[Stored records]
↓↓↓
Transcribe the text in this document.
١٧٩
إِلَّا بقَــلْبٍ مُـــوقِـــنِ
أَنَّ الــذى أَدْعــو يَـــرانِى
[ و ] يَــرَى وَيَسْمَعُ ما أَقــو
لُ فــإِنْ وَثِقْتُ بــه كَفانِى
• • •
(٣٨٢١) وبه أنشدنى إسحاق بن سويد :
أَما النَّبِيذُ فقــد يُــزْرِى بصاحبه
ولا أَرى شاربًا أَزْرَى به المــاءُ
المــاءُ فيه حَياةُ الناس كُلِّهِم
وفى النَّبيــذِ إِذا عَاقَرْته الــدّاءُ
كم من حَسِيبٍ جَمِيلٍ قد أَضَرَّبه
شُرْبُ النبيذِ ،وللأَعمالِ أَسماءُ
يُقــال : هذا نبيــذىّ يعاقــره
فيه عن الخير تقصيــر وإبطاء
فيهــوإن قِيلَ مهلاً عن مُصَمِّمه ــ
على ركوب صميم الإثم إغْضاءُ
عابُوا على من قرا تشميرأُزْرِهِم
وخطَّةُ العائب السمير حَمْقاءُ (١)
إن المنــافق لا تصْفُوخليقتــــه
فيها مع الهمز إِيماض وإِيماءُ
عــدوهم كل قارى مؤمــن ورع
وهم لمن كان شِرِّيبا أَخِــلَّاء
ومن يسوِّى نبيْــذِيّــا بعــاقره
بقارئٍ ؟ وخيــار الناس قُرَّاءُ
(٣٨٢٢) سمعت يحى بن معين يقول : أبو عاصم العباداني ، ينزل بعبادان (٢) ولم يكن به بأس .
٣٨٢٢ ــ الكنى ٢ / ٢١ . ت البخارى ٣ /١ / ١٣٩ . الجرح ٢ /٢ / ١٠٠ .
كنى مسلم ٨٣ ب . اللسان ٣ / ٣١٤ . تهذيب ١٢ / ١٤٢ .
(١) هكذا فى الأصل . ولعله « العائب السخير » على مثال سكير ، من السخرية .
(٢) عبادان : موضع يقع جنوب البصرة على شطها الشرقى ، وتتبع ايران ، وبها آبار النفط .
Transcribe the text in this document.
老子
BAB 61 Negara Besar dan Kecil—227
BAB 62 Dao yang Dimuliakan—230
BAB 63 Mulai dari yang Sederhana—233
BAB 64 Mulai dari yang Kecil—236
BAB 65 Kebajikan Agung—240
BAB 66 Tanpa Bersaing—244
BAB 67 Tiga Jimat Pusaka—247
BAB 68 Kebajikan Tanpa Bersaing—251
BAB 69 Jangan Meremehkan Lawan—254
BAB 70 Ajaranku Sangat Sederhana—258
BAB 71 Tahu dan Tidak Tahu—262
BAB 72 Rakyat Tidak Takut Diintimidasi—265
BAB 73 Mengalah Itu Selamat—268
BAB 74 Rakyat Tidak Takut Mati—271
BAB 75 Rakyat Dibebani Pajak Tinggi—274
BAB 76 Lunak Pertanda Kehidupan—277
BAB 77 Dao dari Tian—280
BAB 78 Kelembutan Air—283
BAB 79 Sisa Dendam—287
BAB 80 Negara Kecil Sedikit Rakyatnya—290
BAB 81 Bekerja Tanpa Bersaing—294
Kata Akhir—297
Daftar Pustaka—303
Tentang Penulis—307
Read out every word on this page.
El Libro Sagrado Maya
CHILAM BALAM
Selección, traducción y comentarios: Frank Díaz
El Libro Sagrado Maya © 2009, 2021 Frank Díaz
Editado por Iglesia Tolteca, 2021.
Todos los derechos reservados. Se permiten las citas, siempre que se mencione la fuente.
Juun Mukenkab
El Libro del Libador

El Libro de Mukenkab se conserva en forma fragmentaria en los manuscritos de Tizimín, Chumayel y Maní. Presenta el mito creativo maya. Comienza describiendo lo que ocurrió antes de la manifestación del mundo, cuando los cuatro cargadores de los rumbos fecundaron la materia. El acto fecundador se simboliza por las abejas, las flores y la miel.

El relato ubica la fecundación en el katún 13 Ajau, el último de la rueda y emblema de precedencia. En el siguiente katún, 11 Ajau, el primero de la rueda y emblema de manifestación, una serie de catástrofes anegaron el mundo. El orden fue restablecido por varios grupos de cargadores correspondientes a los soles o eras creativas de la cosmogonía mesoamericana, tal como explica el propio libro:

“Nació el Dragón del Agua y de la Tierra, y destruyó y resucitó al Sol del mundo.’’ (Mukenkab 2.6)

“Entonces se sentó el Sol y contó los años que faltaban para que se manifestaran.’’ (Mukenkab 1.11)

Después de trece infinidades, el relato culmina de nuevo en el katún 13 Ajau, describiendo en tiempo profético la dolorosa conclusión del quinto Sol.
↑↑↑
Instruction: Review the material and copy each line in which the word "Tanpa" appears.

Result:
BAB 66 Tanpa Bersaing—244
BAB 68 Kebajikan Tanpa Bersaing—251
BAB 81 Bekerja Tanpa Bersaing—294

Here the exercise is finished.